**Your task**
Pull out every line from the listing that has the word "text".

**Task material**
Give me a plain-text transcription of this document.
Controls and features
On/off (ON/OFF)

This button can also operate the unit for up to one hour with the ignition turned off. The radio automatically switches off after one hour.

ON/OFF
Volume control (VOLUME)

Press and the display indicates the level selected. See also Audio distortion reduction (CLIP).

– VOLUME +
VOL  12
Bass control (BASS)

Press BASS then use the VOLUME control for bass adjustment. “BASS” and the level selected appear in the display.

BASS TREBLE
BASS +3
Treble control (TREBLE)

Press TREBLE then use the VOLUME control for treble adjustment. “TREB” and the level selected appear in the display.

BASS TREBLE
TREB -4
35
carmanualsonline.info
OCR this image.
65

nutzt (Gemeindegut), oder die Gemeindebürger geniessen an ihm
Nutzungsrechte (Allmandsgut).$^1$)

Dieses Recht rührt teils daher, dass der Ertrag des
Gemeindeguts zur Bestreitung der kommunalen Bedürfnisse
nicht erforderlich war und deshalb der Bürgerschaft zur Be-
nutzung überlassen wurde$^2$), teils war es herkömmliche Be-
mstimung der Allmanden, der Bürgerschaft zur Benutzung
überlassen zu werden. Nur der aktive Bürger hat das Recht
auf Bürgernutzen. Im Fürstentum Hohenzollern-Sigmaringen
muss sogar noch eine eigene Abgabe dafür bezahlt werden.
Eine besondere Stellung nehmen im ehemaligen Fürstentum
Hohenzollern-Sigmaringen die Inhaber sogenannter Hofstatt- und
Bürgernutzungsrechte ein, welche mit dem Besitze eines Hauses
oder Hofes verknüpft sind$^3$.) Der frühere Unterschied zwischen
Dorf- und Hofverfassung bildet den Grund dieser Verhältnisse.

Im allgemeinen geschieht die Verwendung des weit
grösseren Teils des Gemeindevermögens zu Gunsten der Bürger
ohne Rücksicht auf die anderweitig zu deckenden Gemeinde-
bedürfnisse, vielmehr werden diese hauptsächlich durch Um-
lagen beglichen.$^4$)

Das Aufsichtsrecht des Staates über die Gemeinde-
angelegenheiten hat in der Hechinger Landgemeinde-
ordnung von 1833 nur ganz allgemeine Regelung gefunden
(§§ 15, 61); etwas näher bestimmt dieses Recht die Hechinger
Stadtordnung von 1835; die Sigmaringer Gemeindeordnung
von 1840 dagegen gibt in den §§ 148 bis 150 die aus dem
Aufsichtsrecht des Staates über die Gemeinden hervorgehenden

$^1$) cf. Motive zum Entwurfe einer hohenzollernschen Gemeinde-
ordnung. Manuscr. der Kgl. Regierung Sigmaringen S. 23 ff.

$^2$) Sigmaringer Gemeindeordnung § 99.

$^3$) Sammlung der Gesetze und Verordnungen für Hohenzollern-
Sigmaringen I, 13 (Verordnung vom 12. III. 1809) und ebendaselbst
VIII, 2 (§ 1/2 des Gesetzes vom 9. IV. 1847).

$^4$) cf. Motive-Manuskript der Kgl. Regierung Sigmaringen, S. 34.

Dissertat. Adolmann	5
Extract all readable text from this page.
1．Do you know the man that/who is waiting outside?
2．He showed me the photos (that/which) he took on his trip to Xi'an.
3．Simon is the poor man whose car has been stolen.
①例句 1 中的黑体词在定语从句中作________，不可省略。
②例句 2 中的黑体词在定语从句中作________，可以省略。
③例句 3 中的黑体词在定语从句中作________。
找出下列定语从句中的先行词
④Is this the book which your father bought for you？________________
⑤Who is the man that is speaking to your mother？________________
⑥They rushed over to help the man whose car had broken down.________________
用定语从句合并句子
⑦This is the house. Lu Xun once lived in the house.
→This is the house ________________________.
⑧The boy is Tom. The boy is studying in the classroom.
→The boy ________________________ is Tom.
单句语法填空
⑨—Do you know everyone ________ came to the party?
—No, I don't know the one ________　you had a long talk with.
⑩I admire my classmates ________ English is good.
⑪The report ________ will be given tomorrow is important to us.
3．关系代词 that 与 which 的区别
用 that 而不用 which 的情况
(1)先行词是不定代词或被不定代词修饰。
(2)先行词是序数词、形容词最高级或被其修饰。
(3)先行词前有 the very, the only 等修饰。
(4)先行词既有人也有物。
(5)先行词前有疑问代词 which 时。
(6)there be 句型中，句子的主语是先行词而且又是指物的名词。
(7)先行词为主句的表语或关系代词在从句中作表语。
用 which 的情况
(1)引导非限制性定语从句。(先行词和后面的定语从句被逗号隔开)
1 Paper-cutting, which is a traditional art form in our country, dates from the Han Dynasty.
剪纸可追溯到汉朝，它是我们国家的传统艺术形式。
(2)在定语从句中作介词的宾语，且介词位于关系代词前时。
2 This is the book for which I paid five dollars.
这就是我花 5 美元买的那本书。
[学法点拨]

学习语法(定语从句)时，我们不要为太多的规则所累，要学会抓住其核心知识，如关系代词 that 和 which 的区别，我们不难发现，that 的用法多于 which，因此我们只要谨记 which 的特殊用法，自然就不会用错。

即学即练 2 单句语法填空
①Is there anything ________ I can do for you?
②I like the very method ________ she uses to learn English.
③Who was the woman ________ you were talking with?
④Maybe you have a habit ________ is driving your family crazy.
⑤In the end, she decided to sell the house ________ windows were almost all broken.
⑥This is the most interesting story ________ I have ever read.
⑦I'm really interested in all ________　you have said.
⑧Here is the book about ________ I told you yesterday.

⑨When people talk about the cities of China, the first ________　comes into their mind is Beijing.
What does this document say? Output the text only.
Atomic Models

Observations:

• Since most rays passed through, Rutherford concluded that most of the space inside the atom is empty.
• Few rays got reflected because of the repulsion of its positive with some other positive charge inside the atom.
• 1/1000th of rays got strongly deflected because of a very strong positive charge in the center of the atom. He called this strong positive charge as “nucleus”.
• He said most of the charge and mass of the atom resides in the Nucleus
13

**Solution**
Give me a plain-text transcription of this document.
Extract all readable text from this page.
What does this document say? Output the text only.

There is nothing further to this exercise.